*SET TASK*:
Gather every line in the records below that contains the word "cung".

--- Start DATA ---

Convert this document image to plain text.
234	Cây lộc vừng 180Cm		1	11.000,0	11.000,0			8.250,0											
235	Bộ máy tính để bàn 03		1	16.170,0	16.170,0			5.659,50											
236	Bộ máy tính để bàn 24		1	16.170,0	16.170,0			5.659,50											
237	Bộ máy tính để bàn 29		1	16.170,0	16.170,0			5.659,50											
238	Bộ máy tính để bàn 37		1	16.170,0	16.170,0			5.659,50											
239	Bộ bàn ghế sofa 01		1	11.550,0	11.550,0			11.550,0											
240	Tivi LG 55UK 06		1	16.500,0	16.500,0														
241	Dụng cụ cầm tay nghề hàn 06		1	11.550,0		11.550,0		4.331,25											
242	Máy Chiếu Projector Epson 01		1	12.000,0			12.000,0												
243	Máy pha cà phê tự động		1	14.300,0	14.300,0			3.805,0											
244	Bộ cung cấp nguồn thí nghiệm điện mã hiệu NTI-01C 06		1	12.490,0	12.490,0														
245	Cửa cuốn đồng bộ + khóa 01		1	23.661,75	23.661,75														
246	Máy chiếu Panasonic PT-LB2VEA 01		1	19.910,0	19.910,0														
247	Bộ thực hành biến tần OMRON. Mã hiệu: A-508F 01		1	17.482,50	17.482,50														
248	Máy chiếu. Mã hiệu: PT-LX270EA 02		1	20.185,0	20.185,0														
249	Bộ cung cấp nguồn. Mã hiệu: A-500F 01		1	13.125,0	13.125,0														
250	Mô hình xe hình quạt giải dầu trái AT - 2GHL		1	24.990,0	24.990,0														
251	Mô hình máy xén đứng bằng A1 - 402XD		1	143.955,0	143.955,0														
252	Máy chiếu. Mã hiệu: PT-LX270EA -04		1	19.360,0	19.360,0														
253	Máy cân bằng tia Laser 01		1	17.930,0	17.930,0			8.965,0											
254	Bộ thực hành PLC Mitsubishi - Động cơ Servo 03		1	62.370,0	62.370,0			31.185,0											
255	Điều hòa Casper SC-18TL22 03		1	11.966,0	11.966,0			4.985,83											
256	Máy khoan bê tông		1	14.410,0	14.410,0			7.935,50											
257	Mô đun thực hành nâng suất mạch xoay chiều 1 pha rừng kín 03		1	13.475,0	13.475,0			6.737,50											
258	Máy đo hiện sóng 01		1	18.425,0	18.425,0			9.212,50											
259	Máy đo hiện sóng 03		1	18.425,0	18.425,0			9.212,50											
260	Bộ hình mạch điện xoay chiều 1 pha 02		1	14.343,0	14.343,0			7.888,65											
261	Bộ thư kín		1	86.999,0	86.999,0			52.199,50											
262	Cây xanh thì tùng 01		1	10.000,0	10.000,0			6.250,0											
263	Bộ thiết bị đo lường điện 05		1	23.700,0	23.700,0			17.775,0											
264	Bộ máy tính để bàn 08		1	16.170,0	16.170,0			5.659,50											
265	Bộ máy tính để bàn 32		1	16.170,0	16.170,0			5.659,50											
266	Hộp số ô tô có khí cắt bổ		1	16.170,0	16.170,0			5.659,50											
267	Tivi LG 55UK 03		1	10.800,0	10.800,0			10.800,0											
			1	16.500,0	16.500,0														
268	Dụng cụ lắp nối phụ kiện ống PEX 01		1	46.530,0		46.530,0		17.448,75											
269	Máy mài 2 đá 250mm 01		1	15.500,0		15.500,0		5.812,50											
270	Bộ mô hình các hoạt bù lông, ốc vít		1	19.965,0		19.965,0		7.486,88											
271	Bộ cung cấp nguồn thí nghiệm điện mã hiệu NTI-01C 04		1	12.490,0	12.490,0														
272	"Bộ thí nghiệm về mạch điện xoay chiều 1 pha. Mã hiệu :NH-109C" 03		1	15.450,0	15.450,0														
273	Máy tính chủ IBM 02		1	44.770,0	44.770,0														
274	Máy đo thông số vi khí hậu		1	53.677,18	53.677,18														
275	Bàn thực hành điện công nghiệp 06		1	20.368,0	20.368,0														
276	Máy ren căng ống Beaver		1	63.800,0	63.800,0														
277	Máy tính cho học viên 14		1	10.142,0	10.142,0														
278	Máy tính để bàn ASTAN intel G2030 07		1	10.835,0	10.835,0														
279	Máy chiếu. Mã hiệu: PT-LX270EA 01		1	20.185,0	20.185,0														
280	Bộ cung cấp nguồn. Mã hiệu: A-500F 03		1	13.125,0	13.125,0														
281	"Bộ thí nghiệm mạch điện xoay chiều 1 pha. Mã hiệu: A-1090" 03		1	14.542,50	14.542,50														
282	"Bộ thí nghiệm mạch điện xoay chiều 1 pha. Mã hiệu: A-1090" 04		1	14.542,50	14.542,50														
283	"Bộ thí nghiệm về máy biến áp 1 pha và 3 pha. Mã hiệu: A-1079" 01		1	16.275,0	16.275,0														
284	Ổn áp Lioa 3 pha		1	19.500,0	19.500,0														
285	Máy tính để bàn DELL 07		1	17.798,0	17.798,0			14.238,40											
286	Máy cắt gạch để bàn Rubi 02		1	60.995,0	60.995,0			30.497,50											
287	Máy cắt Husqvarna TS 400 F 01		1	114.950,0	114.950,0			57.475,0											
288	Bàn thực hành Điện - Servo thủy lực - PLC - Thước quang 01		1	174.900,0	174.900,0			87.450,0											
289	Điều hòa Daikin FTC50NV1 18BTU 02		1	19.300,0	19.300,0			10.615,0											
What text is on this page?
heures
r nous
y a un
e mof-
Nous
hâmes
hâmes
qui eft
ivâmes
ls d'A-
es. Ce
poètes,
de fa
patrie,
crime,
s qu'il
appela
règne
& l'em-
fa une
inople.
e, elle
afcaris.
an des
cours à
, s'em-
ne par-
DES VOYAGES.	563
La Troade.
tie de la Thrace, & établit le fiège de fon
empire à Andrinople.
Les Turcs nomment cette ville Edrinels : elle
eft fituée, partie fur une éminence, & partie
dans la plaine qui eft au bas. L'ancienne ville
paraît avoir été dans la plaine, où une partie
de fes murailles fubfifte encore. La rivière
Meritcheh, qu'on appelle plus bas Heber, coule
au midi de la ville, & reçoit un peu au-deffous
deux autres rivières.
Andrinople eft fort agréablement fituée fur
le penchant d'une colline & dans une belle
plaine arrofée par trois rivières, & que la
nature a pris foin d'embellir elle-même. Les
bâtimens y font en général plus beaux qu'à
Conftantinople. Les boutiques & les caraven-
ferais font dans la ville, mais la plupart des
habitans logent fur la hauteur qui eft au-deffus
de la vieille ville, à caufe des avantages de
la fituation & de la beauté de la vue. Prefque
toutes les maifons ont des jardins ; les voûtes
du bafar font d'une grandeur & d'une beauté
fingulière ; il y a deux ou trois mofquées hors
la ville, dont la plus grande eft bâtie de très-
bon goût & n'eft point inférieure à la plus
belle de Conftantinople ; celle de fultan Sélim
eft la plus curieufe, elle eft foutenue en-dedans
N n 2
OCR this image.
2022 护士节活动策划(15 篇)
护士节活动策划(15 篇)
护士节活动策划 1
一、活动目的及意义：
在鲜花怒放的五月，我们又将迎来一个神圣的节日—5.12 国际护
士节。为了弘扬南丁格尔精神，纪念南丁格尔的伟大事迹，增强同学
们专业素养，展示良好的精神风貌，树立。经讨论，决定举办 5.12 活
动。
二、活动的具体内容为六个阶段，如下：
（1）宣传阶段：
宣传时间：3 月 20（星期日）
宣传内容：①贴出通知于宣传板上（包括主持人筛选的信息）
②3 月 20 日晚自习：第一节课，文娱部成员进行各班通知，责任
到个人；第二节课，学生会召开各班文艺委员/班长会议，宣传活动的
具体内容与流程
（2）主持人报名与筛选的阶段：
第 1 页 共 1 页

--- End DATA ---

*EXERCISE RESPONSE*:
244	Bộ cung cấp nguồn thí nghiệm điện mã hiệu NTI-01C 06		1	12.490,0	12.490,0														
249	Bộ cung cấp nguồn. Mã hiệu: A-500F 01		1	13.125,0	13.125,0														
271	Bộ cung cấp nguồn thí nghiệm điện mã hiệu NTI-01C 04		1	12.490,0	12.490,0														
280	Bộ cung cấp nguồn. Mã hiệu: A-500F 03		1	13.125,0	13.125,0														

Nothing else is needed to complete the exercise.